* start SUPPLIED RECORDS *

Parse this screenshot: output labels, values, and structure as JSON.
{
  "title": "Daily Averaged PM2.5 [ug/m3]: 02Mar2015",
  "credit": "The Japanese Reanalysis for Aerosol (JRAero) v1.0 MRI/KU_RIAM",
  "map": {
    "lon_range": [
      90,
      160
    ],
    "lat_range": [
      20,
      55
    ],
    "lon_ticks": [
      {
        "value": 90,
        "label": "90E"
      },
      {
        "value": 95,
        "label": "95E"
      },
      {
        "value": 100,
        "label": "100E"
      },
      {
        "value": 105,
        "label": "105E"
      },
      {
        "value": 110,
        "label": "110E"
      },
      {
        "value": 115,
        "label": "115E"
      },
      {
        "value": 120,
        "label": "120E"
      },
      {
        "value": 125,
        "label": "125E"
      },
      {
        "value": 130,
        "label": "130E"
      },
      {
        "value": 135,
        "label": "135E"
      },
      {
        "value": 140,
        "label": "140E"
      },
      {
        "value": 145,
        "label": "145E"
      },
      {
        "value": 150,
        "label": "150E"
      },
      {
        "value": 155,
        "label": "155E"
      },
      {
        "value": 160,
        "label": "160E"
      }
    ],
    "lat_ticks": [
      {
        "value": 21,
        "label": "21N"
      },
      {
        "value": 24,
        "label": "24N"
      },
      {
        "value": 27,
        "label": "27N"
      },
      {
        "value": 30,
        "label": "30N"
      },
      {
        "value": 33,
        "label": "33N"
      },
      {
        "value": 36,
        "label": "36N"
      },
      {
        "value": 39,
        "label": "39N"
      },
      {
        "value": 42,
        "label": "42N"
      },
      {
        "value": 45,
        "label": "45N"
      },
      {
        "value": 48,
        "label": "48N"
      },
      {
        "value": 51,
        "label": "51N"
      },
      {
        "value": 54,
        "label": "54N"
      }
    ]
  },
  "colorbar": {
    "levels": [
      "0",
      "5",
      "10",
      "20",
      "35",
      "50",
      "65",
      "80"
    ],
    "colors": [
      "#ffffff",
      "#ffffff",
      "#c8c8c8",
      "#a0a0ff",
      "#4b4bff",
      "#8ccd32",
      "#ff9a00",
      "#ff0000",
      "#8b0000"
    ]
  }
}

* end SUPPLIED RECORDS *
* start SUPPLIED RECORDS *

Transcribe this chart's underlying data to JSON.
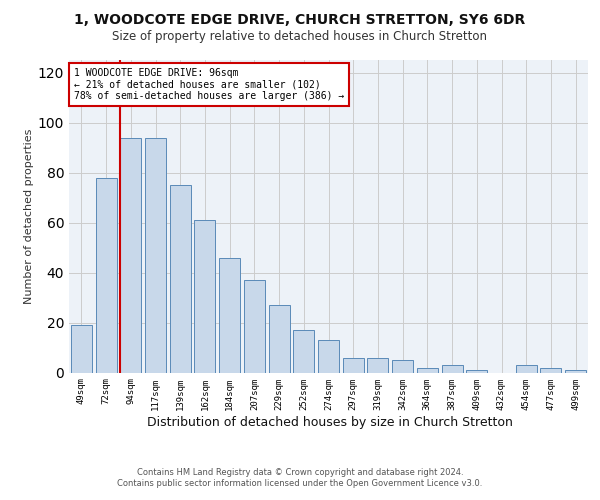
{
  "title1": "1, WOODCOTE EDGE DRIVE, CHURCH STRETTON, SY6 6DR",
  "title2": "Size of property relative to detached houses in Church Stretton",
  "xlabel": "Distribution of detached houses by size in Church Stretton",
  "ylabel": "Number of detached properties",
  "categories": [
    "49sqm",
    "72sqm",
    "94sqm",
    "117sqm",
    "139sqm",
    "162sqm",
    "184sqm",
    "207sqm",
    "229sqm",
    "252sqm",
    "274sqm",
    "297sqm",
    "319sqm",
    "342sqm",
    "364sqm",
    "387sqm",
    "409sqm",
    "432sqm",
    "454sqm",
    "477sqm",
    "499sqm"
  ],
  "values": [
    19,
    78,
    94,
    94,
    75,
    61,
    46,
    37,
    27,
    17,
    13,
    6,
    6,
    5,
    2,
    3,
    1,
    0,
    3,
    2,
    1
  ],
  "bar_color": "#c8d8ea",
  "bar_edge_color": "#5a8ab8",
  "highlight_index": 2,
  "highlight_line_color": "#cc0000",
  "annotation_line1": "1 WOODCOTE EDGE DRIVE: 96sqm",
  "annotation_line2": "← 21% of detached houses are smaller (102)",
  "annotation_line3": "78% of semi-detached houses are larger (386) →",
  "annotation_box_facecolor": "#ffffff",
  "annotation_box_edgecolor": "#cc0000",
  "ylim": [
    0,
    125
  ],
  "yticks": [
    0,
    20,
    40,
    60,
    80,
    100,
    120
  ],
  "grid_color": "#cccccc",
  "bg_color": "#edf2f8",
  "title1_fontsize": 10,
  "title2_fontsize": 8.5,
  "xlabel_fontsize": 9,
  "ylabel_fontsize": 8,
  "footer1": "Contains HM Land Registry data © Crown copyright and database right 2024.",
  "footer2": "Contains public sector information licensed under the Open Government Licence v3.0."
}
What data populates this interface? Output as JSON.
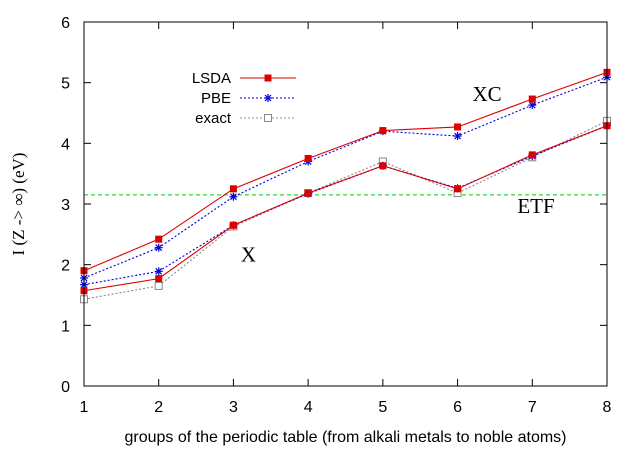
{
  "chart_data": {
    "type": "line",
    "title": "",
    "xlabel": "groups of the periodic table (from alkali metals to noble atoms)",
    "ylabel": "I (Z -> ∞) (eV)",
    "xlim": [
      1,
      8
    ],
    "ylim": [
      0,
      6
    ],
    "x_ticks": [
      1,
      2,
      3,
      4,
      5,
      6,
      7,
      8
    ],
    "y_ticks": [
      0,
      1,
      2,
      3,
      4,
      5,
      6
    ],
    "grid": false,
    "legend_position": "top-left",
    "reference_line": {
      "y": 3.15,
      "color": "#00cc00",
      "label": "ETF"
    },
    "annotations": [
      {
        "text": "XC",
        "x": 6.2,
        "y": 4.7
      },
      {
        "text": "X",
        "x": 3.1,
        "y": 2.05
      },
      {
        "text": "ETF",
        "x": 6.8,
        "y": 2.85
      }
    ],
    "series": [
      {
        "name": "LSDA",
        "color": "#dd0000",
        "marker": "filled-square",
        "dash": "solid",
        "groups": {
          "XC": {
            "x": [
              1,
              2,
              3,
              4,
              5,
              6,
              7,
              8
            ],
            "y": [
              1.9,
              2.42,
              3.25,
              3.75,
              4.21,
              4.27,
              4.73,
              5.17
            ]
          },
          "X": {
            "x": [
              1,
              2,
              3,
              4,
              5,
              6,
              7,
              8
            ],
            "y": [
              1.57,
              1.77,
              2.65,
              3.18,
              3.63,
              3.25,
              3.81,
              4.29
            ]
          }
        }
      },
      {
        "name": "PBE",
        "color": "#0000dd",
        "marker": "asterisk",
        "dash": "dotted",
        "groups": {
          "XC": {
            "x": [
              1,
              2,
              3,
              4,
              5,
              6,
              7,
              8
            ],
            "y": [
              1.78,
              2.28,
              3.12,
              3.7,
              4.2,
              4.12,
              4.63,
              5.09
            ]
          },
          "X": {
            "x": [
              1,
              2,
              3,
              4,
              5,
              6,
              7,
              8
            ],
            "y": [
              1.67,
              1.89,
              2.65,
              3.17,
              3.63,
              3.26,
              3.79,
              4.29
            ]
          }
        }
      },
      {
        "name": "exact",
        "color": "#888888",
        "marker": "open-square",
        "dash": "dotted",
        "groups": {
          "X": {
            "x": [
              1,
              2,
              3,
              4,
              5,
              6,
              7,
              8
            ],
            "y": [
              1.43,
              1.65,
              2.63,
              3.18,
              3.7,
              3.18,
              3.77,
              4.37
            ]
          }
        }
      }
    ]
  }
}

* end SUPPLIED RECORDS *

• TASK TO COMPLETE: Pick out and copy the lines of the material that include the word "marker".

• SOLUTION:
        "marker": "filled-square",
        "marker": "asterisk",
        "marker": "open-square",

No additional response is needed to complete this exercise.